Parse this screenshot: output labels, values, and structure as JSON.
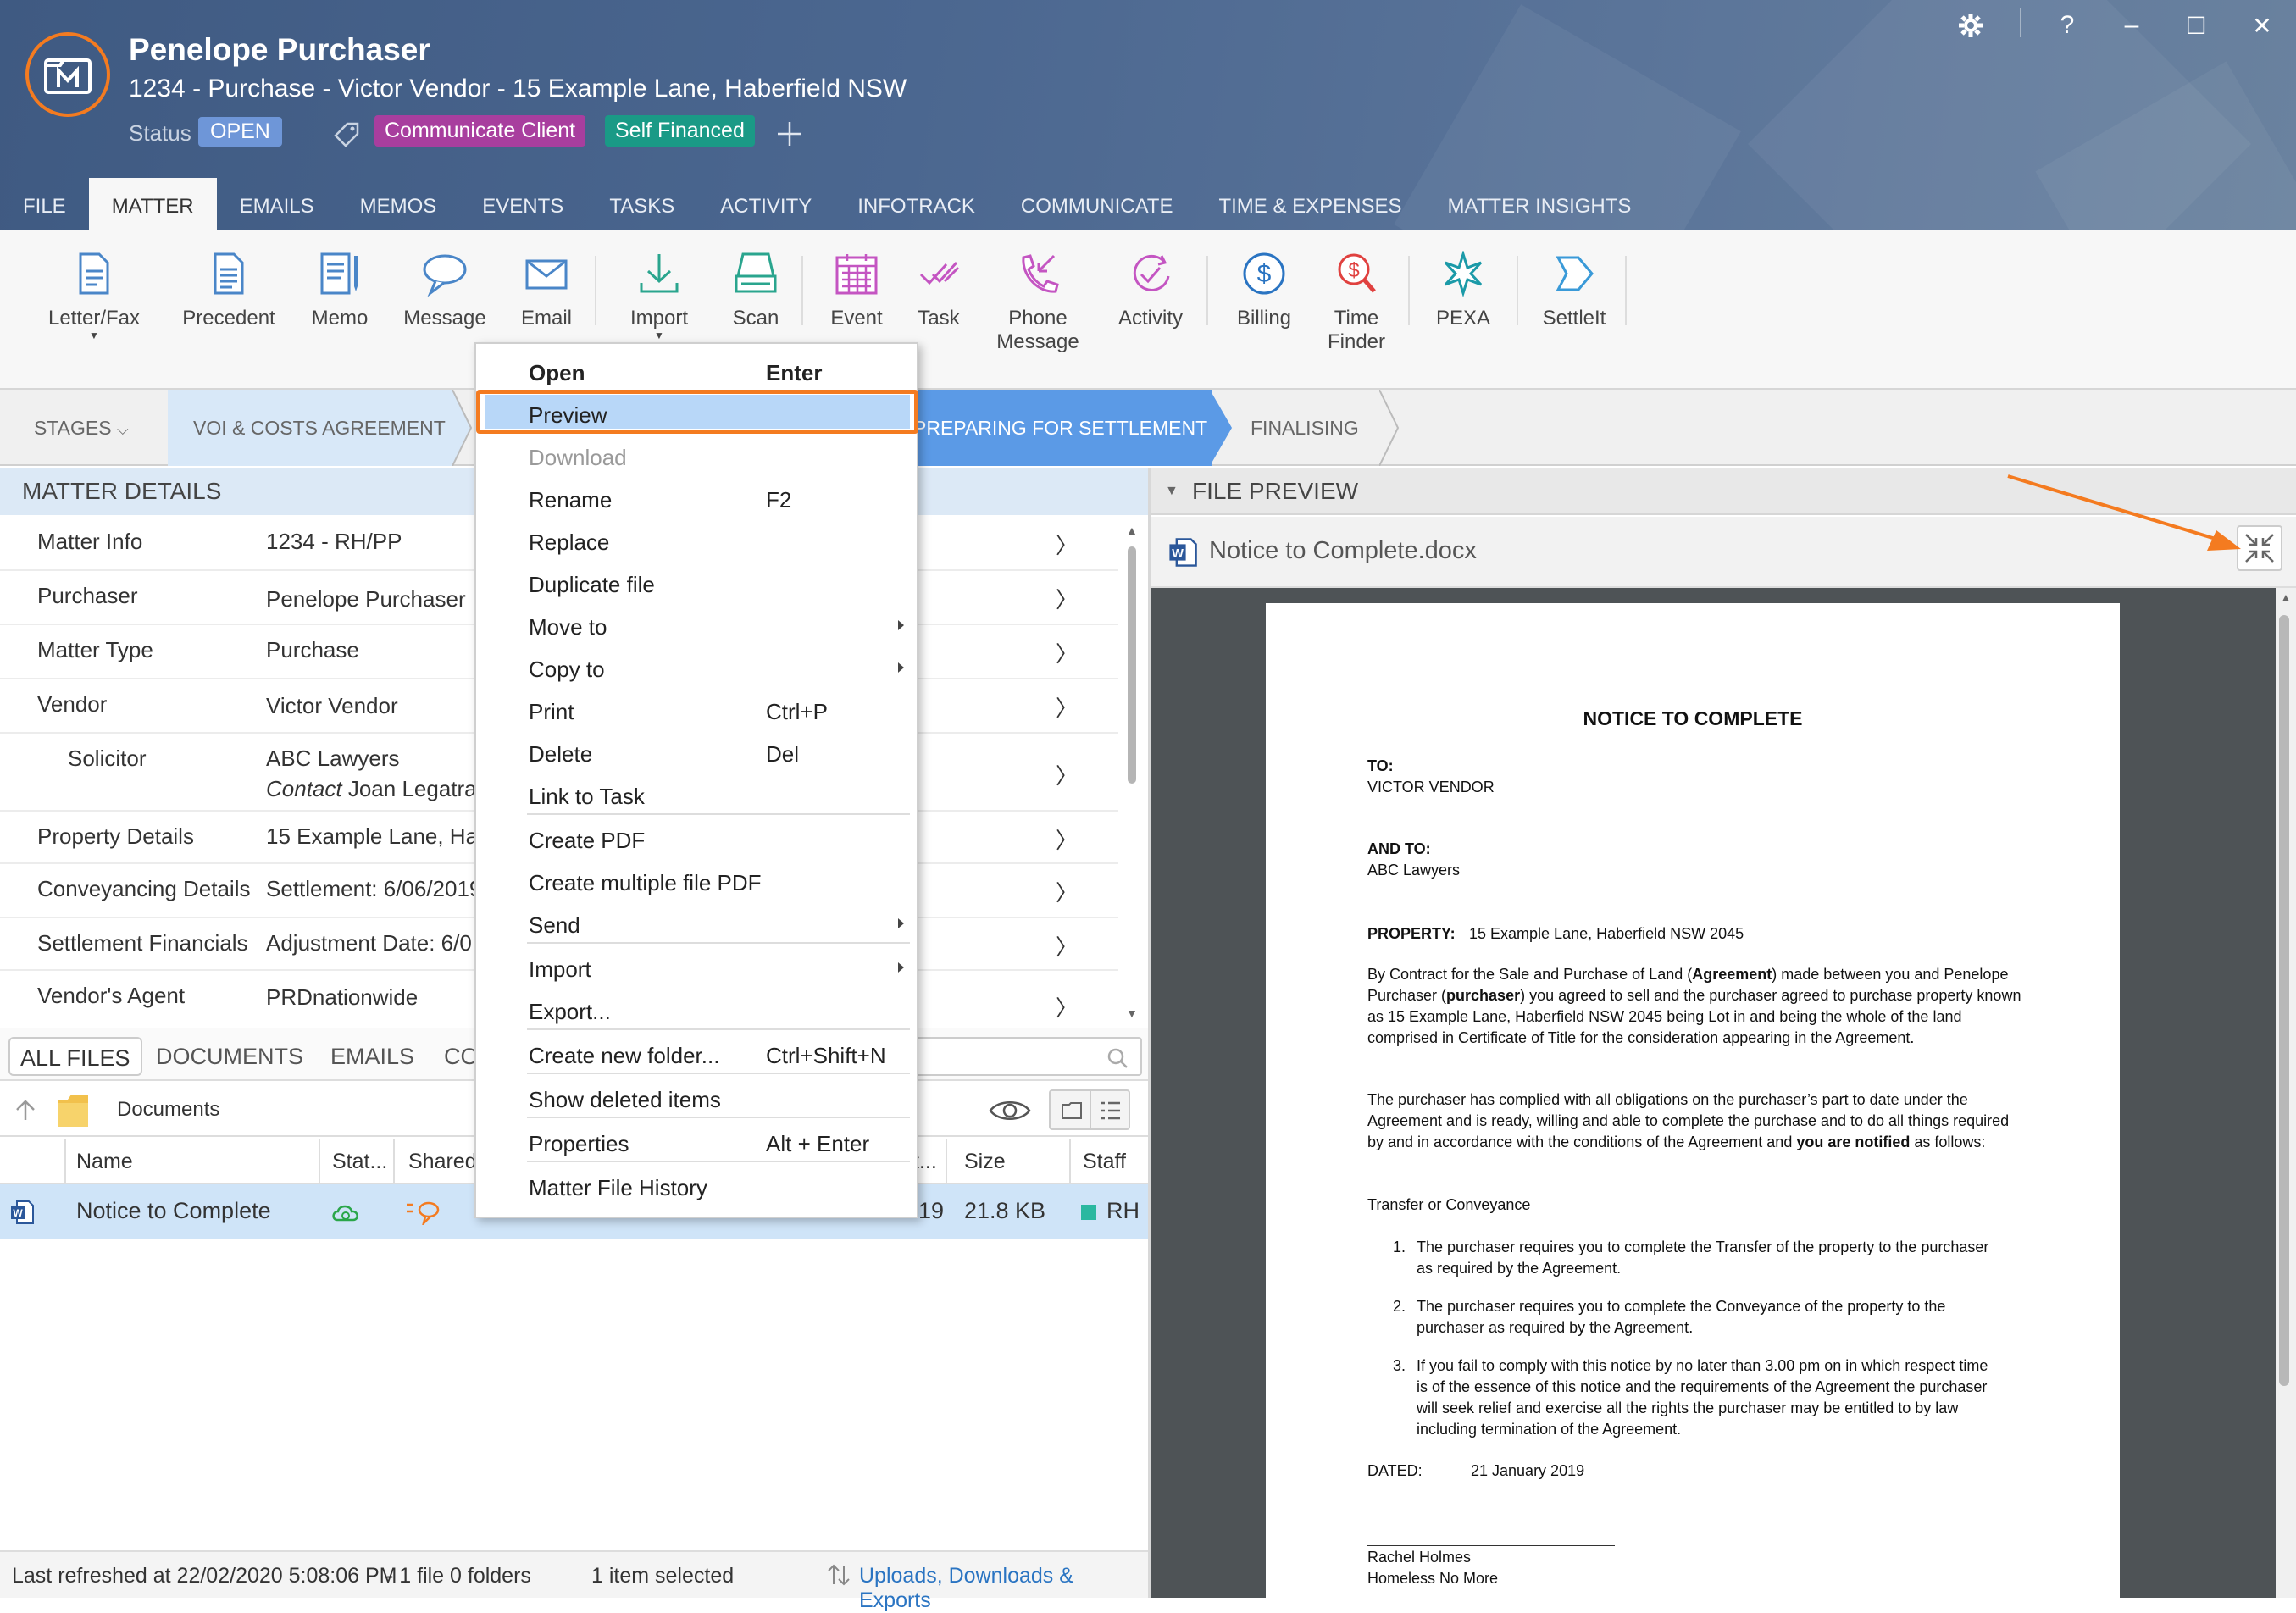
{
  "window": {
    "settings_icon": "gear-icon",
    "help": "?",
    "minimize": "–",
    "maximize": "☐",
    "close": "✕"
  },
  "matter": {
    "client_name": "Penelope Purchaser",
    "title": "1234 - Purchase - Victor Vendor - 15 Example Lane, Haberfield NSW",
    "status_label": "Status",
    "status": "OPEN",
    "tags": [
      {
        "label": "Communicate Client",
        "color": "#a83e9e"
      },
      {
        "label": "Self Financed",
        "color": "#1a9a86"
      }
    ]
  },
  "tabs": [
    "FILE",
    "MATTER",
    "EMAILS",
    "MEMOS",
    "EVENTS",
    "TASKS",
    "ACTIVITY",
    "INFOTRACK",
    "COMMUNICATE",
    "TIME & EXPENSES",
    "MATTER INSIGHTS"
  ],
  "active_tab": "MATTER",
  "ribbon": [
    "Letter/Fax",
    "Precedent",
    "Memo",
    "Message",
    "Email",
    "Import",
    "Scan",
    "Event",
    "Task",
    "Phone\nMessage",
    "Activity",
    "Billing",
    "Time\nFinder",
    "PEXA",
    "SettleIt"
  ],
  "stages": {
    "label": "STAGES",
    "items": [
      "VOI & COSTS AGREEMENT",
      "PREPARING FOR SETTLEMENT",
      "FINALISING"
    ]
  },
  "matter_details": {
    "header": "MATTER DETAILS",
    "rows": [
      {
        "label": "Matter Info",
        "value": "1234 - RH/PP"
      },
      {
        "label": "Purchaser",
        "value": "Penelope Purchaser"
      },
      {
        "label": "Matter Type",
        "value": "Purchase"
      },
      {
        "label": "Vendor",
        "value": "Victor Vendor"
      },
      {
        "label": "Solicitor",
        "value": "ABC Lawyers",
        "contact_label": "Contact",
        "contact": "Joan Legatra"
      },
      {
        "label": "Property Details",
        "value": "15 Example Lane, Hab"
      },
      {
        "label": "Conveyancing Details",
        "value": "Settlement: 6/06/2019"
      },
      {
        "label": "Settlement Financials",
        "value": "Adjustment Date: 6/0"
      },
      {
        "label": "Vendor's Agent",
        "value": "PRDnationwide"
      }
    ]
  },
  "files": {
    "tabs": [
      "ALL FILES",
      "DOCUMENTS",
      "EMAILS",
      "CO"
    ],
    "path": "Documents",
    "columns": {
      "name": "Name",
      "status": "Stat...",
      "shared": "Shared",
      "date": "t...",
      "size": "Size",
      "staff": "Staff"
    },
    "rows": [
      {
        "name": "Notice to Complete",
        "date": "19",
        "size": "21.8 KB",
        "staff": "RH"
      }
    ]
  },
  "status_bar": {
    "refreshed": "Last refreshed at 22/02/2020 5:08:06 PM",
    "counts": "-  1 file  0 folders",
    "selection": "1 item selected",
    "link": "Uploads, Downloads & Exports"
  },
  "context_menu": [
    {
      "label": "Open",
      "shortcut": "Enter",
      "bold": true
    },
    {
      "label": "Preview",
      "shortcut": "",
      "highlight": true
    },
    {
      "label": "Download",
      "shortcut": "",
      "disabled": true
    },
    {
      "label": "Rename",
      "shortcut": "F2"
    },
    {
      "label": "Replace",
      "shortcut": ""
    },
    {
      "label": "Duplicate file",
      "shortcut": ""
    },
    {
      "label": "Move to",
      "shortcut": "",
      "submenu": true
    },
    {
      "label": "Copy to",
      "shortcut": "",
      "submenu": true
    },
    {
      "label": "Print",
      "shortcut": "Ctrl+P"
    },
    {
      "label": "Delete",
      "shortcut": "Del"
    },
    {
      "label": "Link to Task",
      "shortcut": ""
    },
    {
      "label": "Create PDF",
      "shortcut": ""
    },
    {
      "label": "Create multiple file PDF",
      "shortcut": ""
    },
    {
      "label": "Send",
      "shortcut": "",
      "submenu": true
    },
    {
      "label": "Import",
      "shortcut": "",
      "submenu": true
    },
    {
      "label": "Export...",
      "shortcut": ""
    },
    {
      "label": "Create new folder...",
      "shortcut": "Ctrl+Shift+N"
    },
    {
      "label": "Show deleted items",
      "shortcut": ""
    },
    {
      "label": "Properties",
      "shortcut": "Alt + Enter"
    },
    {
      "label": "Matter File History",
      "shortcut": ""
    }
  ],
  "preview": {
    "header": "FILE PREVIEW",
    "filename": "Notice to Complete.docx",
    "doc": {
      "title": "NOTICE TO COMPLETE",
      "to_label": "TO:",
      "to": "VICTOR VENDOR",
      "and_to_label": "AND TO:",
      "and_to": "ABC Lawyers",
      "property_label": "PROPERTY:",
      "property": "15 Example Lane, Haberfield NSW 2045",
      "para1": "By Contract for the Sale and Purchase of Land (Agreement) made between you and Penelope Purchaser (purchaser) you agreed to sell and the purchaser agreed to purchase property known as 15 Example Lane, Haberfield NSW 2045 being Lot  in   and being the whole of the land comprised in Certificate of Title  for the consideration appearing in the Agreement.",
      "para2": "The purchaser has complied with all obligations on the purchaser’s part to date under the Agreement and is ready, willing and able to complete the purchase and to do all things required by and in accordance with the conditions of the Agreement and you are notified as follows:",
      "section": "Transfer or Conveyance",
      "items": [
        "The purchaser requires you to complete the Transfer of the property to the purchaser as required by the Agreement.",
        "The purchaser requires you to complete the Conveyance of the property to the purchaser as required by the Agreement.",
        "If you fail to comply with this notice by no later than 3.00 pm on  in which respect time is of the essence of this notice and the requirements of the Agreement the purchaser will seek relief and exercise all the rights the purchaser may be entitled to by law including termination of the Agreement."
      ],
      "dated_label": "DATED:",
      "dated": "21 January 2019",
      "signer": "Rachel Holmes",
      "company": "Homeless No More"
    }
  }
}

## WHAT IS NEEDED
Return each line from the material above exactly, but not the pictures.

## OUTPUT OF THE TASK
Parse this screenshot: output labels, values, and structure as JSON.
{
  "window": {
    "settings_icon": "gear-icon",
    "help": "?",
    "minimize": "–",
    "maximize": "☐",
    "close": "✕"
  },
  "matter": {
    "client_name": "Penelope Purchaser",
    "title": "1234 - Purchase - Victor Vendor - 15 Example Lane, Haberfield NSW",
    "status_label": "Status",
    "status": "OPEN",
    "tags": [
      {
        "label": "Communicate Client",
        "color": "#a83e9e"
      },
      {
        "label": "Self Financed",
        "color": "#1a9a86"
      }
    ]
  },
  "tabs": [
    "FILE",
    "MATTER",
    "EMAILS",
    "MEMOS",
    "EVENTS",
    "TASKS",
    "ACTIVITY",
    "INFOTRACK",
    "COMMUNICATE",
    "TIME & EXPENSES",
    "MATTER INSIGHTS"
  ],
  "active_tab": "MATTER",
  "ribbon": [
    "Letter/Fax",
    "Precedent",
    "Memo",
    "Message",
    "Email",
    "Import",
    "Scan",
    "Event",
    "Task",
    "Phone\nMessage",
    "Activity",
    "Billing",
    "Time\nFinder",
    "PEXA",
    "SettleIt"
  ],
  "stages": {
    "label": "STAGES",
    "items": [
      "VOI & COSTS AGREEMENT",
      "PREPARING FOR SETTLEMENT",
      "FINALISING"
    ]
  },
  "matter_details": {
    "header": "MATTER DETAILS",
    "rows": [
      {
        "label": "Matter Info",
        "value": "1234 - RH/PP"
      },
      {
        "label": "Purchaser",
        "value": "Penelope Purchaser"
      },
      {
        "label": "Matter Type",
        "value": "Purchase"
      },
      {
        "label": "Vendor",
        "value": "Victor Vendor"
      },
      {
        "label": "Solicitor",
        "value": "ABC Lawyers",
        "contact_label": "Contact",
        "contact": "Joan Legatra"
      },
      {
        "label": "Property Details",
        "value": "15 Example Lane, Hab"
      },
      {
        "label": "Conveyancing Details",
        "value": "Settlement: 6/06/2019"
      },
      {
        "label": "Settlement Financials",
        "value": "Adjustment Date: 6/0"
      },
      {
        "label": "Vendor's Agent",
        "value": "PRDnationwide"
      }
    ]
  },
  "files": {
    "tabs": [
      "ALL FILES",
      "DOCUMENTS",
      "EMAILS",
      "CO"
    ],
    "path": "Documents",
    "columns": {
      "name": "Name",
      "status": "Stat...",
      "shared": "Shared",
      "date": "t...",
      "size": "Size",
      "staff": "Staff"
    },
    "rows": [
      {
        "name": "Notice to Complete",
        "date": "19",
        "size": "21.8 KB",
        "staff": "RH"
      }
    ]
  },
  "status_bar": {
    "refreshed": "Last refreshed at 22/02/2020 5:08:06 PM",
    "counts": "-  1 file  0 folders",
    "selection": "1 item selected",
    "link": "Uploads, Downloads & Exports"
  },
  "context_menu": [
    {
      "label": "Open",
      "shortcut": "Enter",
      "bold": true
    },
    {
      "label": "Preview",
      "shortcut": "",
      "highlight": true
    },
    {
      "label": "Download",
      "shortcut": "",
      "disabled": true
    },
    {
      "label": "Rename",
      "shortcut": "F2"
    },
    {
      "label": "Replace",
      "shortcut": ""
    },
    {
      "label": "Duplicate file",
      "shortcut": ""
    },
    {
      "label": "Move to",
      "shortcut": "",
      "submenu": true
    },
    {
      "label": "Copy to",
      "shortcut": "",
      "submenu": true
    },
    {
      "label": "Print",
      "shortcut": "Ctrl+P"
    },
    {
      "label": "Delete",
      "shortcut": "Del"
    },
    {
      "label": "Link to Task",
      "shortcut": ""
    },
    {
      "label": "Create PDF",
      "shortcut": ""
    },
    {
      "label": "Create multiple file PDF",
      "shortcut": ""
    },
    {
      "label": "Send",
      "shortcut": "",
      "submenu": true
    },
    {
      "label": "Import",
      "shortcut": "",
      "submenu": true
    },
    {
      "label": "Export...",
      "shortcut": ""
    },
    {
      "label": "Create new folder...",
      "shortcut": "Ctrl+Shift+N"
    },
    {
      "label": "Show deleted items",
      "shortcut": ""
    },
    {
      "label": "Properties",
      "shortcut": "Alt + Enter"
    },
    {
      "label": "Matter File History",
      "shortcut": ""
    }
  ],
  "preview": {
    "header": "FILE PREVIEW",
    "filename": "Notice to Complete.docx",
    "doc": {
      "title": "NOTICE TO COMPLETE",
      "to_label": "TO:",
      "to": "VICTOR VENDOR",
      "and_to_label": "AND TO:",
      "and_to": "ABC Lawyers",
      "property_label": "PROPERTY:",
      "property": "15 Example Lane, Haberfield NSW 2045",
      "para1": "By Contract for the Sale and Purchase of Land (Agreement) made between you and Penelope Purchaser (purchaser) you agreed to sell and the purchaser agreed to purchase property known as 15 Example Lane, Haberfield NSW 2045 being Lot  in   and being the whole of the land comprised in Certificate of Title  for the consideration appearing in the Agreement.",
      "para2": "The purchaser has complied with all obligations on the purchaser’s part to date under the Agreement and is ready, willing and able to complete the purchase and to do all things required by and in accordance with the conditions of the Agreement and you are notified as follows:",
      "section": "Transfer or Conveyance",
      "items": [
        "The purchaser requires you to complete the Transfer of the property to the purchaser as required by the Agreement.",
        "The purchaser requires you to complete the Conveyance of the property to the purchaser as required by the Agreement.",
        "If you fail to comply with this notice by no later than 3.00 pm on  in which respect time is of the essence of this notice and the requirements of the Agreement the purchaser will seek relief and exercise all the rights the purchaser may be entitled to by law including termination of the Agreement."
      ],
      "dated_label": "DATED:",
      "dated": "21 January 2019",
      "signer": "Rachel Holmes",
      "company": "Homeless No More"
    }
  }
}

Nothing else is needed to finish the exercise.